Problem requirements.
The entries below are to be written out again without alteration.
* Start *
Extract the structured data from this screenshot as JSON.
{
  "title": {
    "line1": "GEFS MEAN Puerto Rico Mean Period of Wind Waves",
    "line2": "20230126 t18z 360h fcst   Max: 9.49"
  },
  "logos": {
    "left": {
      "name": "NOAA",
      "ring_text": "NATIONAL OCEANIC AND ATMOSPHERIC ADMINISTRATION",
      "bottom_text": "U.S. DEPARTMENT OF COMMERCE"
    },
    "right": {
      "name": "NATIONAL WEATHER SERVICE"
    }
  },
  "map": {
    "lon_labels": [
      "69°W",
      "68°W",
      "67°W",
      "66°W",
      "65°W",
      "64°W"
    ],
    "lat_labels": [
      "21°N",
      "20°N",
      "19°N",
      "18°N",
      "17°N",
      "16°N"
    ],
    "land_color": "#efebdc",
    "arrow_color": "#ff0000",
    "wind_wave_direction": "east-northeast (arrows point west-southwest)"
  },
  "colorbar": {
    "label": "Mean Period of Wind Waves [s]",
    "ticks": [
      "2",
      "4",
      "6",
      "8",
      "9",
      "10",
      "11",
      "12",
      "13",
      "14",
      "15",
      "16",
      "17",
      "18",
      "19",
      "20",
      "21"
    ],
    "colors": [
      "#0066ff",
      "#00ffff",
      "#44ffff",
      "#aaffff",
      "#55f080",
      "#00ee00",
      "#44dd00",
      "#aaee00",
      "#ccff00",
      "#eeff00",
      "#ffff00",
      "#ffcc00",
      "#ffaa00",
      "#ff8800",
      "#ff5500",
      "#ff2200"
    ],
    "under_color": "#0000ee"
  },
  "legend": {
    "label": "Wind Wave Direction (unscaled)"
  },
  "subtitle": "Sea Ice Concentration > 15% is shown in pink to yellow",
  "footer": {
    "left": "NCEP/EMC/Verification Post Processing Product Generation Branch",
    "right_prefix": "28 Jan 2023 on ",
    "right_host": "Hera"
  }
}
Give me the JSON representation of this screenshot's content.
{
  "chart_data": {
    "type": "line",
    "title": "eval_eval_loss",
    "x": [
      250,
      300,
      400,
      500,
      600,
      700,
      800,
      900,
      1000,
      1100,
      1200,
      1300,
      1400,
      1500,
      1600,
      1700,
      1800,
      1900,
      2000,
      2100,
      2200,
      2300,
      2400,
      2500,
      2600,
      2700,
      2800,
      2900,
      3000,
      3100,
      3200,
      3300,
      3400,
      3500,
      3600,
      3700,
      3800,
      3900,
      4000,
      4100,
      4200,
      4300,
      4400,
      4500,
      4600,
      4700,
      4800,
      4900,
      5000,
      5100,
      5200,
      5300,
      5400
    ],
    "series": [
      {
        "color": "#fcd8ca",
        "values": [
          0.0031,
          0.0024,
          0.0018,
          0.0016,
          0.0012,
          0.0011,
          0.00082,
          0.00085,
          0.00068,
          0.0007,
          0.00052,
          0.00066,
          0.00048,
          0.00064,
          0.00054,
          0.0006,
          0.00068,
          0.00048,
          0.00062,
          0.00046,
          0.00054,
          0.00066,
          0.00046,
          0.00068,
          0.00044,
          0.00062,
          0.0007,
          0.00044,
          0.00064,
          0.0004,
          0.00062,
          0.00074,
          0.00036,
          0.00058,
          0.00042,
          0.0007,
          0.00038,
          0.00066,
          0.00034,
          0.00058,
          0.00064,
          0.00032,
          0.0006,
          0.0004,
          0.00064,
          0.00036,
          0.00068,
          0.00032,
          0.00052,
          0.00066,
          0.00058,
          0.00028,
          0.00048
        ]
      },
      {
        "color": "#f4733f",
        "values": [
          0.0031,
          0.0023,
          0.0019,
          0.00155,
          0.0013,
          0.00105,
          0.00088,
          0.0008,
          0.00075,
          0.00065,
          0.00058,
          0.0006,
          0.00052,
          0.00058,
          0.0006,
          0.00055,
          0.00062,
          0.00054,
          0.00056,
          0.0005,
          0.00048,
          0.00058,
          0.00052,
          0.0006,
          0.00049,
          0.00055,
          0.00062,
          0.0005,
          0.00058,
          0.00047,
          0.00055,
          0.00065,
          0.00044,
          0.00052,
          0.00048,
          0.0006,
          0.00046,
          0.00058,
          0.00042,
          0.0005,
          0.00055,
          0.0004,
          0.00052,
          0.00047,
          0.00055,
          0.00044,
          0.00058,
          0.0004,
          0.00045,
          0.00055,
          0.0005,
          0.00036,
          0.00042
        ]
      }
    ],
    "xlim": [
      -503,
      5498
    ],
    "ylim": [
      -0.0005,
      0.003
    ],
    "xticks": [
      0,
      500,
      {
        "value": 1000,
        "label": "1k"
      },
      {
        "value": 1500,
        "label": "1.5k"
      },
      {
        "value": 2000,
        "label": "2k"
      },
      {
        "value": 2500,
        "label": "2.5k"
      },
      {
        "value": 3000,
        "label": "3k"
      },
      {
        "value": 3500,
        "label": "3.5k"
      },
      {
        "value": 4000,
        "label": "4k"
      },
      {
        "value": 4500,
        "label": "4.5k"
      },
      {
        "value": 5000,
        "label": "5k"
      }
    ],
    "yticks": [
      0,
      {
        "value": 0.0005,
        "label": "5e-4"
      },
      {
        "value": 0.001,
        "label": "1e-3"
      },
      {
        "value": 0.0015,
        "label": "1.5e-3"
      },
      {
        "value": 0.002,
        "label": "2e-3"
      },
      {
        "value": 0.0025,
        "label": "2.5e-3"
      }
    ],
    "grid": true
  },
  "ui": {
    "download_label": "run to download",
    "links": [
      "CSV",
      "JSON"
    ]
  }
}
* End *
Solution to the exercise.
Extract the structured data from this screenshot as JSON.
{
  "title": {
    "line1": "GEFS MEAN Puerto Rico Mean Period of Wind Waves",
    "line2": "20230126 t18z 360h fcst   Max: 9.49"
  },
  "logos": {
    "left": {
      "name": "NOAA",
      "ring_text": "NATIONAL OCEANIC AND ATMOSPHERIC ADMINISTRATION",
      "bottom_text": "U.S. DEPARTMENT OF COMMERCE"
    },
    "right": {
      "name": "NATIONAL WEATHER SERVICE"
    }
  },
  "map": {
    "lon_labels": [
      "69°W",
      "68°W",
      "67°W",
      "66°W",
      "65°W",
      "64°W"
    ],
    "lat_labels": [
      "21°N",
      "20°N",
      "19°N",
      "18°N",
      "17°N",
      "16°N"
    ],
    "land_color": "#efebdc",
    "arrow_color": "#ff0000",
    "wind_wave_direction": "east-northeast (arrows point west-southwest)"
  },
  "colorbar": {
    "label": "Mean Period of Wind Waves [s]",
    "ticks": [
      "2",
      "4",
      "6",
      "8",
      "9",
      "10",
      "11",
      "12",
      "13",
      "14",
      "15",
      "16",
      "17",
      "18",
      "19",
      "20",
      "21"
    ],
    "colors": [
      "#0066ff",
      "#00ffff",
      "#44ffff",
      "#aaffff",
      "#55f080",
      "#00ee00",
      "#44dd00",
      "#aaee00",
      "#ccff00",
      "#eeff00",
      "#ffff00",
      "#ffcc00",
      "#ffaa00",
      "#ff8800",
      "#ff5500",
      "#ff2200"
    ],
    "under_color": "#0000ee"
  },
  "legend": {
    "label": "Wind Wave Direction (unscaled)"
  },
  "subtitle": "Sea Ice Concentration > 15% is shown in pink to yellow",
  "footer": {
    "left": "NCEP/EMC/Verification Post Processing Product Generation Branch",
    "right_prefix": "28 Jan 2023 on ",
    "right_host": "Hera"
  }
}
Give me the JSON representation of this screenshot's content.
{
  "chart_data": {
    "type": "line",
    "title": "eval_eval_loss",
    "x": [
      250,
      300,
      400,
      500,
      600,
      700,
      800,
      900,
      1000,
      1100,
      1200,
      1300,
      1400,
      1500,
      1600,
      1700,
      1800,
      1900,
      2000,
      2100,
      2200,
      2300,
      2400,
      2500,
      2600,
      2700,
      2800,
      2900,
      3000,
      3100,
      3200,
      3300,
      3400,
      3500,
      3600,
      3700,
      3800,
      3900,
      4000,
      4100,
      4200,
      4300,
      4400,
      4500,
      4600,
      4700,
      4800,
      4900,
      5000,
      5100,
      5200,
      5300,
      5400
    ],
    "series": [
      {
        "color": "#fcd8ca",
        "values": [
          0.0031,
          0.0024,
          0.0018,
          0.0016,
          0.0012,
          0.0011,
          0.00082,
          0.00085,
          0.00068,
          0.0007,
          0.00052,
          0.00066,
          0.00048,
          0.00064,
          0.00054,
          0.0006,
          0.00068,
          0.00048,
          0.00062,
          0.00046,
          0.00054,
          0.00066,
          0.00046,
          0.00068,
          0.00044,
          0.00062,
          0.0007,
          0.00044,
          0.00064,
          0.0004,
          0.00062,
          0.00074,
          0.00036,
          0.00058,
          0.00042,
          0.0007,
          0.00038,
          0.00066,
          0.00034,
          0.00058,
          0.00064,
          0.00032,
          0.0006,
          0.0004,
          0.00064,
          0.00036,
          0.00068,
          0.00032,
          0.00052,
          0.00066,
          0.00058,
          0.00028,
          0.00048
        ]
      },
      {
        "color": "#f4733f",
        "values": [
          0.0031,
          0.0023,
          0.0019,
          0.00155,
          0.0013,
          0.00105,
          0.00088,
          0.0008,
          0.00075,
          0.00065,
          0.00058,
          0.0006,
          0.00052,
          0.00058,
          0.0006,
          0.00055,
          0.00062,
          0.00054,
          0.00056,
          0.0005,
          0.00048,
          0.00058,
          0.00052,
          0.0006,
          0.00049,
          0.00055,
          0.00062,
          0.0005,
          0.00058,
          0.00047,
          0.00055,
          0.00065,
          0.00044,
          0.00052,
          0.00048,
          0.0006,
          0.00046,
          0.00058,
          0.00042,
          0.0005,
          0.00055,
          0.0004,
          0.00052,
          0.00047,
          0.00055,
          0.00044,
          0.00058,
          0.0004,
          0.00045,
          0.00055,
          0.0005,
          0.00036,
          0.00042
        ]
      }
    ],
    "xlim": [
      -503,
      5498
    ],
    "ylim": [
      -0.0005,
      0.003
    ],
    "xticks": [
      0,
      500,
      {
        "value": 1000,
        "label": "1k"
      },
      {
        "value": 1500,
        "label": "1.5k"
      },
      {
        "value": 2000,
        "label": "2k"
      },
      {
        "value": 2500,
        "label": "2.5k"
      },
      {
        "value": 3000,
        "label": "3k"
      },
      {
        "value": 3500,
        "label": "3.5k"
      },
      {
        "value": 4000,
        "label": "4k"
      },
      {
        "value": 4500,
        "label": "4.5k"
      },
      {
        "value": 5000,
        "label": "5k"
      }
    ],
    "yticks": [
      0,
      {
        "value": 0.0005,
        "label": "5e-4"
      },
      {
        "value": 0.001,
        "label": "1e-3"
      },
      {
        "value": 0.0015,
        "label": "1.5e-3"
      },
      {
        "value": 0.002,
        "label": "2e-3"
      },
      {
        "value": 0.0025,
        "label": "2.5e-3"
      }
    ],
    "grid": true
  },
  "ui": {
    "download_label": "run to download",
    "links": [
      "CSV",
      "JSON"
    ]
  }
}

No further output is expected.